(Stored entries)
• • • •

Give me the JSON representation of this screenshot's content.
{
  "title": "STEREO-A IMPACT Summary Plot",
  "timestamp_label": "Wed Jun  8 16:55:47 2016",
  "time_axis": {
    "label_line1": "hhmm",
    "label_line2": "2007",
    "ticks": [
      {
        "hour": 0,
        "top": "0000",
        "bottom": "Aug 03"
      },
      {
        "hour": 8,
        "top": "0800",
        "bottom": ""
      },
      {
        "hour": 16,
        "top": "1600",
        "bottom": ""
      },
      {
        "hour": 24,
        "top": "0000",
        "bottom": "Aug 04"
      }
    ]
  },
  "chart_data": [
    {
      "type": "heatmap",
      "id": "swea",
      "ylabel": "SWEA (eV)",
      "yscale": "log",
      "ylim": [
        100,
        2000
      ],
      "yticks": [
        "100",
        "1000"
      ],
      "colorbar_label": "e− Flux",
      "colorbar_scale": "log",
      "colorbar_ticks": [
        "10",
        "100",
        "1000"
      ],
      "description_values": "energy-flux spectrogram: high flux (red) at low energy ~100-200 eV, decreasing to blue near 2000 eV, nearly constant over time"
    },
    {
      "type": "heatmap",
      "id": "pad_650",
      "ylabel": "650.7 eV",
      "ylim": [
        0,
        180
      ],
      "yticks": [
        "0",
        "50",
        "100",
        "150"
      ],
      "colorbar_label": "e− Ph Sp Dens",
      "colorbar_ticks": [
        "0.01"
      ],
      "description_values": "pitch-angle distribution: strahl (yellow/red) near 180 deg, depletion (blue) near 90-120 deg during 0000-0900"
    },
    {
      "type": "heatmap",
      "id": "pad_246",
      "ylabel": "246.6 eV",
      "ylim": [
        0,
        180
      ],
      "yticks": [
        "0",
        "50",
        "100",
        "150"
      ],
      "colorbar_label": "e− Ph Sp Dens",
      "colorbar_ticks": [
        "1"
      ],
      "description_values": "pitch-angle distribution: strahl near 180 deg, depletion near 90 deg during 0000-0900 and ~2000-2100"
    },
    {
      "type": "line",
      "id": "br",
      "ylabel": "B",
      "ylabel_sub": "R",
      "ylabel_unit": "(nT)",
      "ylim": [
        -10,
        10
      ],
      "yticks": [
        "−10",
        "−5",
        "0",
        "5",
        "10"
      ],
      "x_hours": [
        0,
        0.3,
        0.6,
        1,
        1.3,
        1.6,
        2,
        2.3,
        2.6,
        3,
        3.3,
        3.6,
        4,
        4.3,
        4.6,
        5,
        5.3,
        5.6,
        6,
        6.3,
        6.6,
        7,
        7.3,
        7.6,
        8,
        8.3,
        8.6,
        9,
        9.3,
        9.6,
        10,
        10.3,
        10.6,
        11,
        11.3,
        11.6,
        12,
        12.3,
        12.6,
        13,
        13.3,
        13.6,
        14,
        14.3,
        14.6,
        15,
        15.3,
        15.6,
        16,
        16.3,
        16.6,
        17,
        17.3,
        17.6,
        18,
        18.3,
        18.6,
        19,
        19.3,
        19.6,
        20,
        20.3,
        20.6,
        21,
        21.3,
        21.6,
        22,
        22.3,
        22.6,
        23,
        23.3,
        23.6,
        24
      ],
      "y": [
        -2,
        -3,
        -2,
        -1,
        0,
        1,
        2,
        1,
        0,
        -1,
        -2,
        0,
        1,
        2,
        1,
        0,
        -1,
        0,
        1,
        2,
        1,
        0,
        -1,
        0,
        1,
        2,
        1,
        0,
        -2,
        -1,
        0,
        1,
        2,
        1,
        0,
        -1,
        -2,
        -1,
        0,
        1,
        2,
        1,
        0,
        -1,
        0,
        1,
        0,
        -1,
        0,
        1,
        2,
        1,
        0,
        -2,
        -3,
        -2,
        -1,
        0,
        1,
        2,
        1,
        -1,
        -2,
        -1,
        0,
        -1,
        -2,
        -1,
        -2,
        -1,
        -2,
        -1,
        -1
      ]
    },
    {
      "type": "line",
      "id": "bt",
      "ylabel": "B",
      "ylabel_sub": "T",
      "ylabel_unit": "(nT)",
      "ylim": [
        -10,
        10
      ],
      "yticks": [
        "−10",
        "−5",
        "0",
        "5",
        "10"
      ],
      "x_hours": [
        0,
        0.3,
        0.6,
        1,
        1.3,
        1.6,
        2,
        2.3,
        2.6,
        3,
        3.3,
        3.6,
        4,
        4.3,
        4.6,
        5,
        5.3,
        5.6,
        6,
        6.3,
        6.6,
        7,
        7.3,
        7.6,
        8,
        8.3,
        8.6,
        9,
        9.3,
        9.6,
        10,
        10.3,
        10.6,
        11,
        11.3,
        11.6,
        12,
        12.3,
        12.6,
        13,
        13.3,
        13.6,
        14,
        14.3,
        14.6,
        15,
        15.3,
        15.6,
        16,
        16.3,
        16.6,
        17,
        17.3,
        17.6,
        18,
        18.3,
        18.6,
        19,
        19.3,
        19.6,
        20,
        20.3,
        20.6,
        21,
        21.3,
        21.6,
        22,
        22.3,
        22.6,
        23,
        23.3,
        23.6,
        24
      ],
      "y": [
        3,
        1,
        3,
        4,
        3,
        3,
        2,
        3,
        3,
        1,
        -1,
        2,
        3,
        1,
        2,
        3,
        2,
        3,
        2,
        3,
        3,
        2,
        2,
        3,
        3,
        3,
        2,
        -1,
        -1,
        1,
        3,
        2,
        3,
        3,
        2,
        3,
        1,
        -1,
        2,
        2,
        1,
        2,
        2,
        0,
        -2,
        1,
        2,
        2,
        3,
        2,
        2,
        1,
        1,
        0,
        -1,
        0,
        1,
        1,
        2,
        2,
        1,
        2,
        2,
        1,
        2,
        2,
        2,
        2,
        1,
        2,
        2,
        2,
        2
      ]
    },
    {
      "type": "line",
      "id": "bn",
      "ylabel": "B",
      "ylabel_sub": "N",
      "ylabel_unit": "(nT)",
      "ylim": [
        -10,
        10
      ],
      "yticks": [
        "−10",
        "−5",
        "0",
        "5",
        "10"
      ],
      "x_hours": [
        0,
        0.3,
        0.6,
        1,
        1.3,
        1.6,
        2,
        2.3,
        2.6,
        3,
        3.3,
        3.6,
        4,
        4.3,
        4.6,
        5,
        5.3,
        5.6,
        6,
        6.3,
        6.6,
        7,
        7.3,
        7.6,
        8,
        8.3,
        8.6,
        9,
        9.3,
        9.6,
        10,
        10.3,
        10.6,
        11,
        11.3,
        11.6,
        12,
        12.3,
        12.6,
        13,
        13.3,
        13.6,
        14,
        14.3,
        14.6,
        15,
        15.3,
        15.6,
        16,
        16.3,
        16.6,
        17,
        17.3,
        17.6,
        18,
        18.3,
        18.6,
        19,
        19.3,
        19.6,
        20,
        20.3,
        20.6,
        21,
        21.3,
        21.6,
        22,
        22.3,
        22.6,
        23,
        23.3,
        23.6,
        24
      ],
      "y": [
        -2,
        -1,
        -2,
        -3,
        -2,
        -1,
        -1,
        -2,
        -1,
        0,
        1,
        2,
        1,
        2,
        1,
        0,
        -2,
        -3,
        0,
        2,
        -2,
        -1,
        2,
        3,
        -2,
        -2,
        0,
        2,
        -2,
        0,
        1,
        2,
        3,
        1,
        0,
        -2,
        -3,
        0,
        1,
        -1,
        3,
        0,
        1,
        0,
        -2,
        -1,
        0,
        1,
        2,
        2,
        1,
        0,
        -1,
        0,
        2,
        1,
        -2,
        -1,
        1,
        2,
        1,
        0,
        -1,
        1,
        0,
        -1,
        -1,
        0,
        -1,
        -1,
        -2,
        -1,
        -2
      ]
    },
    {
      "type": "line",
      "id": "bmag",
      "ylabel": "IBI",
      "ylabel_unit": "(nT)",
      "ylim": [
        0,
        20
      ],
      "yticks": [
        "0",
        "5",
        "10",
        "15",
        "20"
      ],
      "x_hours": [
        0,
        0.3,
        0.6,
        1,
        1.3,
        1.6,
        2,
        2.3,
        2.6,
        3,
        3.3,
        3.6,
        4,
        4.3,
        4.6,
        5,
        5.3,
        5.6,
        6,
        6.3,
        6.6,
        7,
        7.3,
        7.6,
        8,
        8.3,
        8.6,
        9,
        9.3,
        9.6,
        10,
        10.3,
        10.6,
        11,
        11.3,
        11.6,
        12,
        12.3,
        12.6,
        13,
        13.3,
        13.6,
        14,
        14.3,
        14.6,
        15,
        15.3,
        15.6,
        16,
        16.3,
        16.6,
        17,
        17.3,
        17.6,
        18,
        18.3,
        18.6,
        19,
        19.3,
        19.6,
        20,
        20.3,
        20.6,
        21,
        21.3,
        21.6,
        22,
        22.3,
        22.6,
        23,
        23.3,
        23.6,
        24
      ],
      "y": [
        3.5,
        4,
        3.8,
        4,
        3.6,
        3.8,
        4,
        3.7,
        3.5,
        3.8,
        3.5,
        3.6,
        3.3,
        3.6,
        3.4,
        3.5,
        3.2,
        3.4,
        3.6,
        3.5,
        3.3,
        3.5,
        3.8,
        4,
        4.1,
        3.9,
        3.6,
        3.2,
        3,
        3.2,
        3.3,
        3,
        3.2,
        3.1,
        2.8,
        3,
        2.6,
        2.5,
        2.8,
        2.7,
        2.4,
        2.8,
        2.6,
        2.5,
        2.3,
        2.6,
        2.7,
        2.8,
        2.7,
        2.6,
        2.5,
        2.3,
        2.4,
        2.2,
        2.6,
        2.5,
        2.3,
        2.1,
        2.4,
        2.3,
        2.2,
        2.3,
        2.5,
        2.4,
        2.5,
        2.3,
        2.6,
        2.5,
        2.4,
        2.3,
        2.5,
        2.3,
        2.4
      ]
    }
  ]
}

• • • •

(Work to do)
Filter the records above for lines containing the word "strahl", and copy those lines.

(Written response)
      "description_values": "pitch-angle distribution: strahl (yellow/red) near 180 deg, depletion (blue) near 90-120 deg during 0000-0900"
      "description_values": "pitch-angle distribution: strahl near 180 deg, depletion near 90 deg during 0000-0900 and ~2000-2100"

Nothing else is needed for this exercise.